| Tantangan A |
Menurut teks bacaan, berapa usia Azka saat kejadian itu?

| Teks Bacaan |

Senangnya, tulisan saya kembali dimuat majalah Parenting Indonesia (PI) edisi bulan Maret 2012.
Terima kasih Azka untuk inspirasi dan pelajaran yang mama dapat darimu. Love u always….
Tulisan dibukukan dalam buku Mommylicious, reviewnya di sini
Saya menatap putri sulung kami, Azka Zahra
dengan beragam perasaan yang bercampur aduk; kesal, gregetan, sedikit marah dan
bingung. Tangisannya cukup membuat tangan saya tertahan untuk mencubitnya atau
menyentil tangannya. Terlebih telah
berjanji pada sendiri untuk tidak pernah mengunakan tangan dalam mendidik si
kecil walaupun pada beberapa kesempatan tak bisa menahan diri untuk menyentil
tangan atau kakinya saat dia marah dengan melempar atau menendang mainannya. Saat itu usianya 3 tahun 7 bulan.
Saya menarik nafas dan menghembuskannya
berlahan. Mencoba tenang dan tidak terbawa emosi.
“Sini mama buka celananya?” ulang saya.
“Nggak mau!” kata Azka di sela isak
tangisnya.
“Azka, kalau celananya gak dilepas nanti
gatal,” saya mengulang kalimat itu kali ini dengan penuh tekanan sambil
menjangkau celana untuk melepaskannya . Ya, gara-gara menangis Azka pipis di
celana.
Azka mengelak dan duduk. Saya mencoba
melepaskan celananya. Azka menolak dengan bergerak mundur dan
mengayun-ngayunkan tangan. Saya mengancam akan menghukum dengan mengurung di
kamar. Namun Azka tidak bergeming. Saya keluar kamar dan menguncinya. Tangis
Azka malah makin keras sambil menendang-nendang pintu. Saya menyerah dan
membuka pintu, mengulang perkataan tanpa
nada atau ekspresi marah. “Sini mama buka celana,” sambil menjangkau celananya.
”Nggak mau!”
Drama itu berawal dari keinginan Azka
untuk makan disuapi namun tidak saya lakukan karena pada saat yang bersamaan
tengah menyusui adiknya, Khalif (2m).
“Sama Uti aja ya,” kata saya menunjuk
Uti (panggilan Azka untuk neneknya yang merupakan kependekan dari eyang putri ) yang kebetulan tengah
berkunjung ke rumah.
“Sini sayang sama Uti,” kata mama.
“Nggak mau! Aku mau sama mama aja!”
“Tapi dedenya lagi nyusu. Tadi dede lagi
tidur gak mau makan. Mama kan sudah bilang kalau dede bobo Azka disuapin mama,
kalau dedenya lagi nyusu Azka disuapin Uti atau teh Wanti. Jadi gantian.”
“Gak mau. Aku mau disuapin mama!” Teriak
Azka diikuti tangisan.

| Data Tugas Ini |
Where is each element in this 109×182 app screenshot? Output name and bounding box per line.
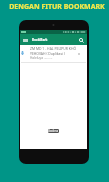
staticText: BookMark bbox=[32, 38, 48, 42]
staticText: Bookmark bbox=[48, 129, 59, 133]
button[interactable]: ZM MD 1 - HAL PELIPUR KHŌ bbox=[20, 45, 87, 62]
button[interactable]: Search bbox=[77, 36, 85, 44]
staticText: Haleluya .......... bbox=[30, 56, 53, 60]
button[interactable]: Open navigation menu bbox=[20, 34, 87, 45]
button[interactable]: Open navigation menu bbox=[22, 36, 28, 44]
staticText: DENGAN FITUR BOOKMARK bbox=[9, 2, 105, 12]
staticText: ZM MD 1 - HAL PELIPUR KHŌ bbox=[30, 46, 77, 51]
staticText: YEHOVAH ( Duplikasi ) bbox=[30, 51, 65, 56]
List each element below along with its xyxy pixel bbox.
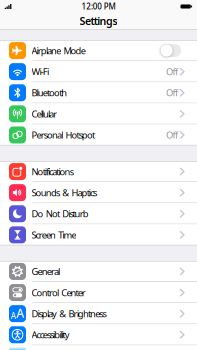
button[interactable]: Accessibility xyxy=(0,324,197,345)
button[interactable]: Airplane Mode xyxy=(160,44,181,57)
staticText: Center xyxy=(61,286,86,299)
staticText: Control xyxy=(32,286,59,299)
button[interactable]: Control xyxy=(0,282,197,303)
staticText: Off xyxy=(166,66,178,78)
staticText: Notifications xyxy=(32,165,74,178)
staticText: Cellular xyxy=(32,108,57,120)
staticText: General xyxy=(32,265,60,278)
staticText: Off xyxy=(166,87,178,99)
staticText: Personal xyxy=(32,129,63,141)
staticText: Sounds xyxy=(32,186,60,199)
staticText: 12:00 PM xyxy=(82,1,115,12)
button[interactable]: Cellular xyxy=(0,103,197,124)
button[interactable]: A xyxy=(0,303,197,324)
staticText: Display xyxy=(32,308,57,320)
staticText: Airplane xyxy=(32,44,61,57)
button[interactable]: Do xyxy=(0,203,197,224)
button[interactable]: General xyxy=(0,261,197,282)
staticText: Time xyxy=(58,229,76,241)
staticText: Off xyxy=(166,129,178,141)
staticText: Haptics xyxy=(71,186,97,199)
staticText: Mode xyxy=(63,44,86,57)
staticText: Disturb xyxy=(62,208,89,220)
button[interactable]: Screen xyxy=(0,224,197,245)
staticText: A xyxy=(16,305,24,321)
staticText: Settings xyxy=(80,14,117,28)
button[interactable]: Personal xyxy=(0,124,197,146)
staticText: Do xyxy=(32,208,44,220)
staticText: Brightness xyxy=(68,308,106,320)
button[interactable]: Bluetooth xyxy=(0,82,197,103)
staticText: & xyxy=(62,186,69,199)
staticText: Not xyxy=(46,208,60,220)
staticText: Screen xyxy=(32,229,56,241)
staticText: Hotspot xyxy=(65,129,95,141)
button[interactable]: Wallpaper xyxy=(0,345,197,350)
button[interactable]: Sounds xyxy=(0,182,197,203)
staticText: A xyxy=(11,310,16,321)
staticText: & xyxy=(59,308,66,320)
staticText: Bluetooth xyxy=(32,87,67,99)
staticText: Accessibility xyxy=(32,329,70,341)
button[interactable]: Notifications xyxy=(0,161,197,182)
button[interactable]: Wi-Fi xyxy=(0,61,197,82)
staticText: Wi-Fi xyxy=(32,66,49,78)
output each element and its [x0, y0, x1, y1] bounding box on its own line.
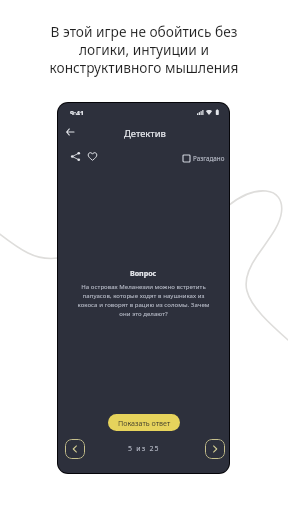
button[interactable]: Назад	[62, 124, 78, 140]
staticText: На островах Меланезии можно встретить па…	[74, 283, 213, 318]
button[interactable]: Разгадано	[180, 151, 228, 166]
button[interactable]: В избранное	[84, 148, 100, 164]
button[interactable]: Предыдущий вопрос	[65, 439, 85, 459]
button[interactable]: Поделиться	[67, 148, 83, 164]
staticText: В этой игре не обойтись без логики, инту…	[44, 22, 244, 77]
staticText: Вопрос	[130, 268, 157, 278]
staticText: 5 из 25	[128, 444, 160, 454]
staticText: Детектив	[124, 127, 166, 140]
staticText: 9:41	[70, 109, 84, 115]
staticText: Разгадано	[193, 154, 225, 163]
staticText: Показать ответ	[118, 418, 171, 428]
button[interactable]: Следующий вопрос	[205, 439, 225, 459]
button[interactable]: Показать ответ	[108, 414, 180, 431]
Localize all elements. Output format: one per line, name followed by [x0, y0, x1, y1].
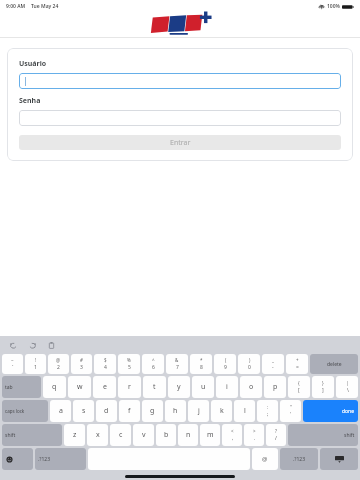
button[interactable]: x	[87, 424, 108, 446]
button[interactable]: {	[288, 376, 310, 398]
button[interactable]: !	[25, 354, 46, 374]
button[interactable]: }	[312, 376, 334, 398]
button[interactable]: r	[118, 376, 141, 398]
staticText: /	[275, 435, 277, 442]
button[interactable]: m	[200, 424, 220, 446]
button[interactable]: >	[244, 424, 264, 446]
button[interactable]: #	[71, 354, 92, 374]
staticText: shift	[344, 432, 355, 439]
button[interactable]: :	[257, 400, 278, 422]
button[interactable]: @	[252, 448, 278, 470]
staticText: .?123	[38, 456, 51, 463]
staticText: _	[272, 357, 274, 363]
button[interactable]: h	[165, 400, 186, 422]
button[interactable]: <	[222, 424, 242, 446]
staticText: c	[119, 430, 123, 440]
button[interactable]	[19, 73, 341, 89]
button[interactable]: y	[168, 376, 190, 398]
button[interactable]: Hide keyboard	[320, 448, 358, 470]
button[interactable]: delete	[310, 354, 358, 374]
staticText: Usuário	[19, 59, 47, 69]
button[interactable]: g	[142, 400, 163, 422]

| Tantangan B |
Tolong ganti "Search" dengan "Cari" pada baris data, mulai dari baris yang memuat "staticText: BookMark bbox=[32, 38, 48, 42]" sampai dengan baris yang memuat "staticText: Haleluya ..........". Tulis ulang hanya baris-baris itu.

| Keluaran Lengkap A |
3 tahun 7 bulan.

| Keluaran Lengkap B |
staticText: BookMark bbox=[32, 38, 48, 42]
staticText: Bookmark bbox=[48, 129, 59, 133]
button[interactable]: ZM MD 1 - HAL PELIPUR KHŌ bbox=[20, 45, 87, 62]
button[interactable]: Cari bbox=[77, 36, 85, 44]
staticText: Haleluya .......... bbox=[30, 56, 53, 60]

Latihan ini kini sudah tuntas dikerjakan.